WHAT YOU HAVE TO DO: Copy the items from the first line through the line containing "bar-label: Aporte Afiliados Pasivos", replacing "bar-track" with "bar-background" and leaving everything else unchanged.

##### LISTED RECORDS #####

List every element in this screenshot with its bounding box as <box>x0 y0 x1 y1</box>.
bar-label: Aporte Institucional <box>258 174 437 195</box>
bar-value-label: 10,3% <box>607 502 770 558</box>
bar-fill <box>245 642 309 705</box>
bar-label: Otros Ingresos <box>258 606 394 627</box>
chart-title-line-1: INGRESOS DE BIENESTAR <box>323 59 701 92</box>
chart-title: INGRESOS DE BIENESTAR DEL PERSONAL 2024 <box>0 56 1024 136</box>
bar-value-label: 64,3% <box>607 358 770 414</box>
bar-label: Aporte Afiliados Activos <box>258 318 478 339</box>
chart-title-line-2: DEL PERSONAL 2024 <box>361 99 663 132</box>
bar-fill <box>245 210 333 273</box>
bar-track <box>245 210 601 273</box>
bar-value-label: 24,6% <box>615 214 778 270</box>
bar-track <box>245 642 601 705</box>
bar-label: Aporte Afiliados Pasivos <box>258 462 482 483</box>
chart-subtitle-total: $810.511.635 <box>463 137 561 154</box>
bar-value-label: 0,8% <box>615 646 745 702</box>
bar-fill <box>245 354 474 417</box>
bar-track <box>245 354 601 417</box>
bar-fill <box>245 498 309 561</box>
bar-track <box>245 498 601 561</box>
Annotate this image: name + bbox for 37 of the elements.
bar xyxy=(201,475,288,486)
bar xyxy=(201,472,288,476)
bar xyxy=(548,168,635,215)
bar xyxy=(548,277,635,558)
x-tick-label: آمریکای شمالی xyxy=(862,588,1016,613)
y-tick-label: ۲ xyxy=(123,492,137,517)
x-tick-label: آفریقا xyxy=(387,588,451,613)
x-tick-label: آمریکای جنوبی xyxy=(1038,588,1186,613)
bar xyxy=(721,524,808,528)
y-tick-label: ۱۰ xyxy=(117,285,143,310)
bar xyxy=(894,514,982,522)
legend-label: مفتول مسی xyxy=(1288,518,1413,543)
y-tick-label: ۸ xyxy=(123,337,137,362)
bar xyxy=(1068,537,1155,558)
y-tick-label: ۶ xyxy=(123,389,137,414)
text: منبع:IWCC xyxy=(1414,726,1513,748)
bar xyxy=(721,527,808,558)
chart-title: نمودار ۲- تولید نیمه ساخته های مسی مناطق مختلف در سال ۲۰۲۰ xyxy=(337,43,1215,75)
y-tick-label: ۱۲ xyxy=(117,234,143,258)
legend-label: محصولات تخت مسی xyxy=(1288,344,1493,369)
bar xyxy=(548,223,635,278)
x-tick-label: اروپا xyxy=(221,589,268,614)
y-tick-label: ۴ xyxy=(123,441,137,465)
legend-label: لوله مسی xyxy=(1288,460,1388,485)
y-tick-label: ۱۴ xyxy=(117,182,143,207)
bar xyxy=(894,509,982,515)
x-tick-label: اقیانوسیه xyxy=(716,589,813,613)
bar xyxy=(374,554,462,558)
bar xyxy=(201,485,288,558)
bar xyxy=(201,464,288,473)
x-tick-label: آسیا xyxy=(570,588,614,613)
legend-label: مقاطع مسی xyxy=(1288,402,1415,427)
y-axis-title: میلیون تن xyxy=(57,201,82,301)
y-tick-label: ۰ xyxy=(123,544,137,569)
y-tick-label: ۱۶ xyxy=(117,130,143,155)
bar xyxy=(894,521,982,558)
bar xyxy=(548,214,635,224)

#####

ANSWER TO THIS PROBLEM:
List every element in this screenshot with its bounding box as <box>x0 y0 x1 y1</box>.
bar-label: Aporte Institucional <box>258 174 437 195</box>
bar-value-label: 10,3% <box>607 502 770 558</box>
bar-fill <box>245 642 309 705</box>
bar-label: Otros Ingresos <box>258 606 394 627</box>
chart-title-line-1: INGRESOS DE BIENESTAR <box>323 59 701 92</box>
chart-title: INGRESOS DE BIENESTAR DEL PERSONAL 2024 <box>0 56 1024 136</box>
bar-value-label: 64,3% <box>607 358 770 414</box>
bar-label: Aporte Afiliados Activos <box>258 318 478 339</box>
chart-title-line-2: DEL PERSONAL 2024 <box>361 99 663 132</box>
bar-fill <box>245 210 333 273</box>
bar-background <box>245 210 601 273</box>
bar-value-label: 24,6% <box>615 214 778 270</box>
bar-background <box>245 642 601 705</box>
bar-label: Aporte Afiliados Pasivos <box>258 462 482 483</box>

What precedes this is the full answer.